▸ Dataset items
::::::::::

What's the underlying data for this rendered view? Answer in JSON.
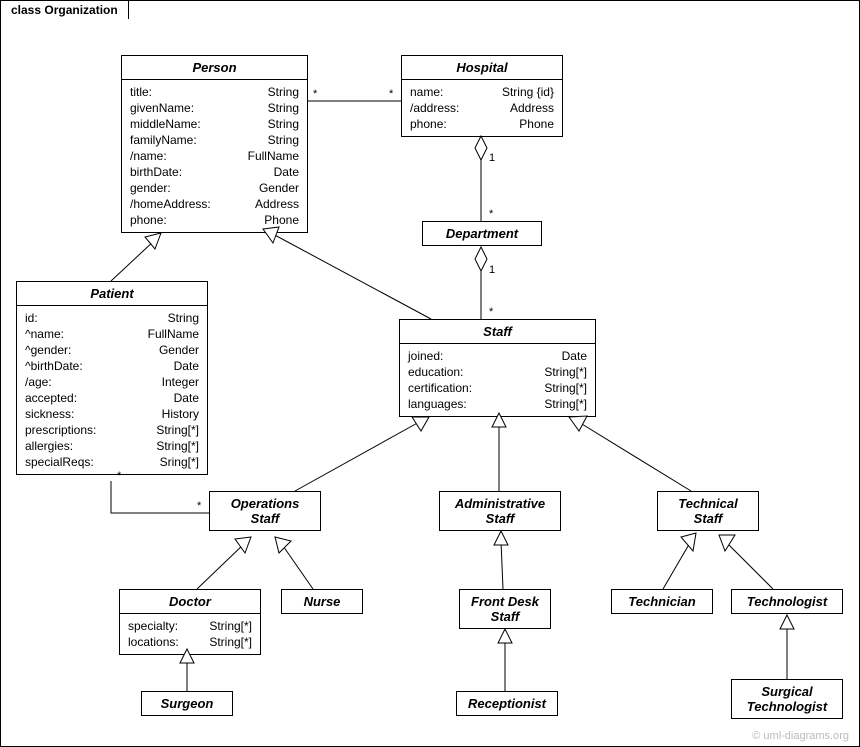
{
  "frame": {
    "title": "class Organization"
  },
  "watermark": "© uml-diagrams.org",
  "classes": {
    "person": {
      "name": "Person",
      "attrs": [
        {
          "k": "title:",
          "t": "String"
        },
        {
          "k": "givenName:",
          "t": "String"
        },
        {
          "k": "middleName:",
          "t": "String"
        },
        {
          "k": "familyName:",
          "t": "String"
        },
        {
          "k": "/name:",
          "t": "FullName"
        },
        {
          "k": "birthDate:",
          "t": "Date"
        },
        {
          "k": "gender:",
          "t": "Gender"
        },
        {
          "k": "/homeAddress:",
          "t": "Address"
        },
        {
          "k": "phone:",
          "t": "Phone"
        }
      ]
    },
    "hospital": {
      "name": "Hospital",
      "attrs": [
        {
          "k": "name:",
          "t": "String {id}"
        },
        {
          "k": "/address:",
          "t": "Address"
        },
        {
          "k": "phone:",
          "t": "Phone"
        }
      ]
    },
    "department": {
      "name": "Department"
    },
    "patient": {
      "name": "Patient",
      "attrs": [
        {
          "k": "id:",
          "t": "String"
        },
        {
          "k": "^name:",
          "t": "FullName"
        },
        {
          "k": "^gender:",
          "t": "Gender"
        },
        {
          "k": "^birthDate:",
          "t": "Date"
        },
        {
          "k": "/age:",
          "t": "Integer"
        },
        {
          "k": "accepted:",
          "t": "Date"
        },
        {
          "k": "sickness:",
          "t": "History"
        },
        {
          "k": "prescriptions:",
          "t": "String[*]"
        },
        {
          "k": "allergies:",
          "t": "String[*]"
        },
        {
          "k": "specialReqs:",
          "t": "Sring[*]"
        }
      ]
    },
    "staff": {
      "name": "Staff",
      "attrs": [
        {
          "k": "joined:",
          "t": "Date"
        },
        {
          "k": "education:",
          "t": "String[*]"
        },
        {
          "k": "certification:",
          "t": "String[*]"
        },
        {
          "k": "languages:",
          "t": "String[*]"
        }
      ]
    },
    "operations_staff": {
      "name": "Operations",
      "name2": "Staff"
    },
    "administrative_staff": {
      "name": "Administrative",
      "name2": "Staff"
    },
    "technical_staff": {
      "name": "Technical",
      "name2": "Staff"
    },
    "doctor": {
      "name": "Doctor",
      "attrs": [
        {
          "k": "specialty:",
          "t": "String[*]"
        },
        {
          "k": "locations:",
          "t": "String[*]"
        }
      ]
    },
    "nurse": {
      "name": "Nurse"
    },
    "front_desk_staff": {
      "name": "Front Desk",
      "name2": "Staff"
    },
    "receptionist": {
      "name": "Receptionist"
    },
    "technician": {
      "name": "Technician"
    },
    "technologist": {
      "name": "Technologist"
    },
    "surgeon": {
      "name": "Surgeon"
    },
    "surgical_technologist": {
      "name": "Surgical",
      "name2": "Technologist"
    }
  },
  "mult": {
    "star": "*",
    "one": "1"
  }
}
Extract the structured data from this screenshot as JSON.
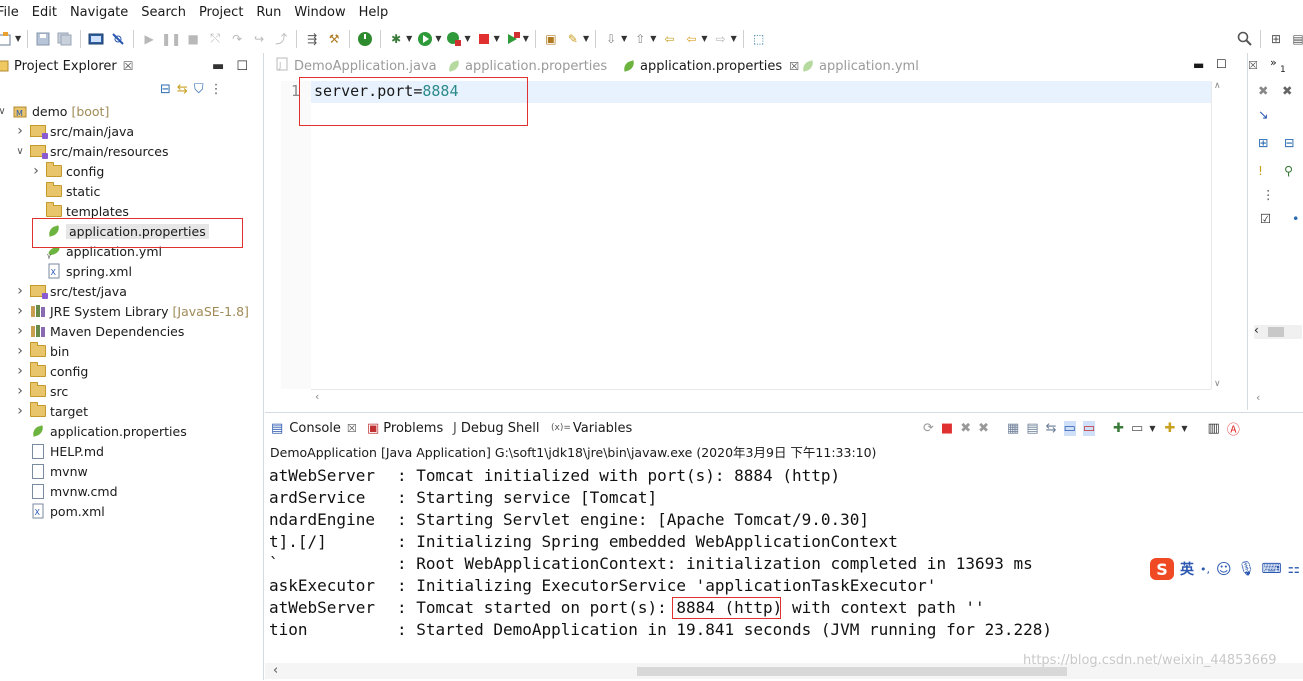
{
  "menu": [
    "File",
    "Edit",
    "Navigate",
    "Search",
    "Project",
    "Run",
    "Window",
    "Help"
  ],
  "explorer": {
    "title": "Project Explorer",
    "tree": [
      {
        "label": "demo",
        "deco": "[boot]",
        "depth": 0,
        "expanded": true,
        "icon": "project-icon"
      },
      {
        "label": "src/main/java",
        "deco": "",
        "depth": 1,
        "expanded": false,
        "icon": "package-folder-icon"
      },
      {
        "label": "src/main/resources",
        "deco": "",
        "depth": 1,
        "expanded": true,
        "icon": "package-folder-icon"
      },
      {
        "label": "config",
        "deco": "",
        "depth": 2,
        "expanded": false,
        "icon": "folder-icon"
      },
      {
        "label": "static",
        "deco": "",
        "depth": 2,
        "icon": "folder-icon"
      },
      {
        "label": "templates",
        "deco": "",
        "depth": 2,
        "icon": "folder-icon"
      },
      {
        "label": "application.properties",
        "deco": "",
        "depth": 2,
        "icon": "spring-leaf-icon",
        "selected": true
      },
      {
        "label": "application.yml",
        "deco": "",
        "depth": 2,
        "icon": "spring-yml-icon"
      },
      {
        "label": "spring.xml",
        "deco": "",
        "depth": 2,
        "icon": "xml-file-icon"
      },
      {
        "label": "src/test/java",
        "deco": "",
        "depth": 1,
        "expanded": false,
        "icon": "package-folder-icon"
      },
      {
        "label": "JRE System Library",
        "deco": "[JavaSE-1.8]",
        "depth": 1,
        "expanded": false,
        "icon": "library-icon"
      },
      {
        "label": "Maven Dependencies",
        "deco": "",
        "depth": 1,
        "expanded": false,
        "icon": "library-icon"
      },
      {
        "label": "bin",
        "deco": "",
        "depth": 1,
        "expanded": false,
        "icon": "folder-icon"
      },
      {
        "label": "config",
        "deco": "",
        "depth": 1,
        "expanded": false,
        "icon": "folder-icon"
      },
      {
        "label": "src",
        "deco": "",
        "depth": 1,
        "expanded": false,
        "icon": "folder-icon"
      },
      {
        "label": "target",
        "deco": "",
        "depth": 1,
        "expanded": false,
        "icon": "folder-icon"
      },
      {
        "label": "application.properties",
        "deco": "",
        "depth": 1,
        "icon": "spring-leaf-icon"
      },
      {
        "label": "HELP.md",
        "deco": "",
        "depth": 1,
        "icon": "md-file-icon"
      },
      {
        "label": "mvnw",
        "deco": "",
        "depth": 1,
        "icon": "text-file-icon"
      },
      {
        "label": "mvnw.cmd",
        "deco": "",
        "depth": 1,
        "icon": "text-file-icon"
      },
      {
        "label": "pom.xml",
        "deco": "",
        "depth": 1,
        "icon": "xml-file-icon"
      }
    ]
  },
  "editor": {
    "tabs": [
      {
        "label": "DemoApplication.java",
        "active": false
      },
      {
        "label": "application.properties",
        "active": false
      },
      {
        "label": "application.properties",
        "active": true
      },
      {
        "label": "application.yml",
        "active": false
      }
    ],
    "line_number": "1",
    "code_key": "server.port=",
    "code_value": "8884"
  },
  "console": {
    "tabs": [
      "Console",
      "Problems",
      "Debug Shell",
      "Variables"
    ],
    "variables_prefix": "(x)=",
    "launch_info": "DemoApplication [Java Application] G:\\soft1\\jdk18\\jre\\bin\\javaw.exe (2020年3月9日 下午11:33:10)",
    "lines": [
      {
        "src": "atWebServer",
        "msg": "Tomcat initialized with port(s): 8884 (http)"
      },
      {
        "src": "ardService",
        "msg": "Starting service [Tomcat]"
      },
      {
        "src": "ndardEngine",
        "msg": "Starting Servlet engine: [Apache Tomcat/9.0.30]"
      },
      {
        "src": "t].[/]",
        "msg": "Initializing Spring embedded WebApplicationContext"
      },
      {
        "src": "`",
        "msg": "Root WebApplicationContext: initialization completed in 13693 ms"
      },
      {
        "src": "askExecutor",
        "msg": "Initializing ExecutorService 'applicationTaskExecutor'"
      },
      {
        "src": "atWebServer",
        "msg": "Tomcat started on port(s): 8884 (http) with context path ''"
      },
      {
        "src": "tion",
        "msg": "Started DemoApplication in 19.841 seconds (JVM running for 23.228)"
      }
    ],
    "watermark": "https://blog.csdn.net/weixin_44853669"
  },
  "ime": {
    "lang": "英",
    "punct": "•,"
  },
  "right_panel": {
    "tab_number": "1"
  }
}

::::::::::

▸ GOAL
All lines that include "DemoApplication" are to be gathered and copied.

▸ TASK ANSWER
        "label": "DemoApplication.java",
    "launch_info": "DemoApplication [Java Application] G:\\soft1\\jdk18\\jre\\bin\\javaw.exe (2020年3月9日 下午11:33:10)",
        "msg": "Started DemoApplication in 19.841 seconds (JVM running for 23.228)"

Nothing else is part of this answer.